Each entry below must be written out exactly, with pictures left out.

■ ■ ■ ■ ■ ■ ■

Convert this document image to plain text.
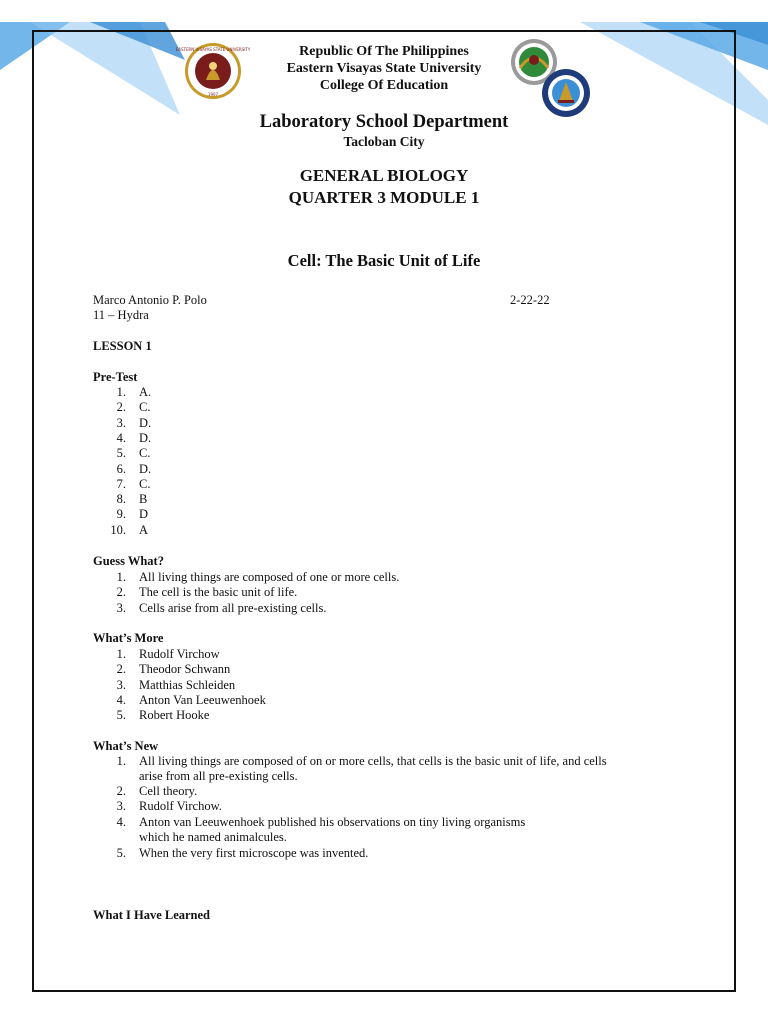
EASTERN VISAYAS STATE UNIVERSITY
1907
Republic Of The Philippines
Eastern Visayas State University
College Of Education
Laboratory School Department
Tacloban City
GENERAL BIOLOGY
QUARTER 3 MODULE 1
Cell: The Basic Unit of Life
Marco Antonio P. Polo	2-22-22
11 – Hydra
LESSON 1
Pre-Test
1. A.
2. C.
3. D.
4. D.
5. C.
6. D.
7. C.
8. B
9. D
10. A
Guess What?
1. All living things are composed of one or more cells.
2. The cell is the basic unit of life.
3. Cells arise from all pre-existing cells.
What’s More
1. Rudolf Virchow
2. Theodor Schwann
3. Matthias Schleiden
4. Anton Van Leeuwenhoek
5. Robert Hooke
What’s New
1. All living things are composed of on or more cells, that cells is the basic unit of life, and cells
arise from all pre-existing cells.
2. Cell theory.
3. Rudolf Virchow.
4. Anton van Leeuwenhoek published his observations on tiny living organisms
which he named animalcules.
5. When the very first microscope was invented.
What I Have Learned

■ ■ ■ ■ ■ ■ ■

* _Expected answer_
Convert this document image to plain text.
EASTERN VISAYAS STATE UNIVERSITY
1907
Republic Of The Philippines
Eastern Visayas State University
College Of Education
Laboratory School Department
Tacloban City
GENERAL BIOLOGY
QUARTER 3 MODULE 1
Cell: The Basic Unit of Life
Marco Antonio P. Polo	2-22-22
11 – Hydra
LESSON 1
Pre-Test
1. A.
2. C.
3. D.
4. D.
5. C.
6. D.
7. C.
8. B
9. D
10. A
Guess What?
1. All living things are composed of one or more cells.
2. The cell is the basic unit of life.
3. Cells arise from all pre-existing cells.
What’s More
1. Rudolf Virchow
2. Theodor Schwann
3. Matthias Schleiden
4. Anton Van Leeuwenhoek
5. Robert Hooke
What’s New
1. All living things are composed of on or more cells, that cells is the basic unit of life, and cells
arise from all pre-existing cells.
2. Cell theory.
3. Rudolf Virchow.
4. Anton van Leeuwenhoek published his observations on tiny living organisms
which he named animalcules.
5. When the very first microscope was invented.
What I Have Learned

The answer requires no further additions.